Data records
☆ ☆ ☆ ☆ ☆ ☆ ☆

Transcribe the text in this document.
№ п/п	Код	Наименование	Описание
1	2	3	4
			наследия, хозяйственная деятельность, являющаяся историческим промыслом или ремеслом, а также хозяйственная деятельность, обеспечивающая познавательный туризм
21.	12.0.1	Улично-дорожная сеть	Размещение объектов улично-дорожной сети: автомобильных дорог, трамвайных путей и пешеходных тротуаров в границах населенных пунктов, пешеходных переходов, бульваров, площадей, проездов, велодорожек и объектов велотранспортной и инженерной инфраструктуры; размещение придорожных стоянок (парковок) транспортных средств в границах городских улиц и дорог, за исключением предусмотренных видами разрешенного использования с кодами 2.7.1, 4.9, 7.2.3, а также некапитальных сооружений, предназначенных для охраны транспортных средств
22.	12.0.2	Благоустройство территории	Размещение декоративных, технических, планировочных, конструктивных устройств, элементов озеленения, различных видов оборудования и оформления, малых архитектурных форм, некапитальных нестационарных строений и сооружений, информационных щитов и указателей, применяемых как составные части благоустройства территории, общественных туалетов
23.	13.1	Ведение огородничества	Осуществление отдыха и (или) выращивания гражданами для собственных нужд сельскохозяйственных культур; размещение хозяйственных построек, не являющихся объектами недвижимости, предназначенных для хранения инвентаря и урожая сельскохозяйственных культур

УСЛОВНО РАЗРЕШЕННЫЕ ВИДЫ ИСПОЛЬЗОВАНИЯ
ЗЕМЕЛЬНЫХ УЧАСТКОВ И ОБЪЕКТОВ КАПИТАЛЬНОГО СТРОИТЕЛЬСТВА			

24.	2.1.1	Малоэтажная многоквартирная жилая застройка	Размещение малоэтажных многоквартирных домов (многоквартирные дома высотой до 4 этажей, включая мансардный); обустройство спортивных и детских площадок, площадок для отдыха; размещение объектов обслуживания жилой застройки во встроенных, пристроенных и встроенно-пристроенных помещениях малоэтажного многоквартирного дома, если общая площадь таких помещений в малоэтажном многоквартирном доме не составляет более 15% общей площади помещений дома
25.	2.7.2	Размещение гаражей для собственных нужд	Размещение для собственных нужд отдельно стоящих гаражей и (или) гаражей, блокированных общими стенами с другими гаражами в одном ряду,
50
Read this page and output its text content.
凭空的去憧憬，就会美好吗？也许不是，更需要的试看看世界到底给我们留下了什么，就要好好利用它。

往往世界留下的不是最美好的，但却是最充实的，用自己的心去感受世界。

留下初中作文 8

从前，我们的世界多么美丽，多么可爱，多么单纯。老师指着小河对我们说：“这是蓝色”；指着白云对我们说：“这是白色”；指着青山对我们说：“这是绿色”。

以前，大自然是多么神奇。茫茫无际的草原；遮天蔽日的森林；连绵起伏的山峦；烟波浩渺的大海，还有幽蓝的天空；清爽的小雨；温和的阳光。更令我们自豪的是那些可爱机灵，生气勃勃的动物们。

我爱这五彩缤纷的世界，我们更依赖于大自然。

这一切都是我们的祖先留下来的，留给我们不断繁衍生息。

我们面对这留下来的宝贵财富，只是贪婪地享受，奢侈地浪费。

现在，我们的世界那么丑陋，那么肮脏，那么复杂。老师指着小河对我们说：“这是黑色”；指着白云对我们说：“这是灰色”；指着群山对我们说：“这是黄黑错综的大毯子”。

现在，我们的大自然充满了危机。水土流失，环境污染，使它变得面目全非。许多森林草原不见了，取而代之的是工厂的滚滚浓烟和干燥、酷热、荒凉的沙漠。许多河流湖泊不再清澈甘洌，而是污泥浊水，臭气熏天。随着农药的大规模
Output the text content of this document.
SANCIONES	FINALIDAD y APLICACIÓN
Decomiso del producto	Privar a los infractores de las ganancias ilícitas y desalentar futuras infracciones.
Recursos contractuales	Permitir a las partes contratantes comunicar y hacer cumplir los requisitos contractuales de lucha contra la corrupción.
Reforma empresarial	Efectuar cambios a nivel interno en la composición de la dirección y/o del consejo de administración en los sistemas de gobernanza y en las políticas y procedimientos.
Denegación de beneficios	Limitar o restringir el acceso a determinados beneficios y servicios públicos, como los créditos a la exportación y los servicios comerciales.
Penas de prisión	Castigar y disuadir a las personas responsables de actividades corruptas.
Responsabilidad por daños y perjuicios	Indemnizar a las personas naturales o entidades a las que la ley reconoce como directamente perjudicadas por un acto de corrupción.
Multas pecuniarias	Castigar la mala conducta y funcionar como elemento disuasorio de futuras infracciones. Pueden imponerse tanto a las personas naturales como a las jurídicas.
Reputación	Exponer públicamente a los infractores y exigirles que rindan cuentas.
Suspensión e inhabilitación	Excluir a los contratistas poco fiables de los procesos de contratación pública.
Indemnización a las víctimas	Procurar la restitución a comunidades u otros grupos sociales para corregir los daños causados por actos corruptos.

☆ ☆ ☆ ☆ ☆ ☆ ☆

--- OBJECTIVE ---
Locate the word "нужд" in the records and collect each line it appears in.

--- TASK ANSWER ---
23.	13.1	Ведение огородничества	Осуществление отдыха и (или) выращивания гражданами для собственных нужд сельскохозяйственных культур; размещение хозяйственных построек, не являющихся объектами недвижимости, предназначенных для хранения инвентаря и урожая сельскохозяйственных культур
25.	2.7.2	Размещение гаражей для собственных нужд	Размещение для собственных нужд отдельно стоящих гаражей и (или) гаражей, блокированных общими стенами с другими гаражами в одном ряду,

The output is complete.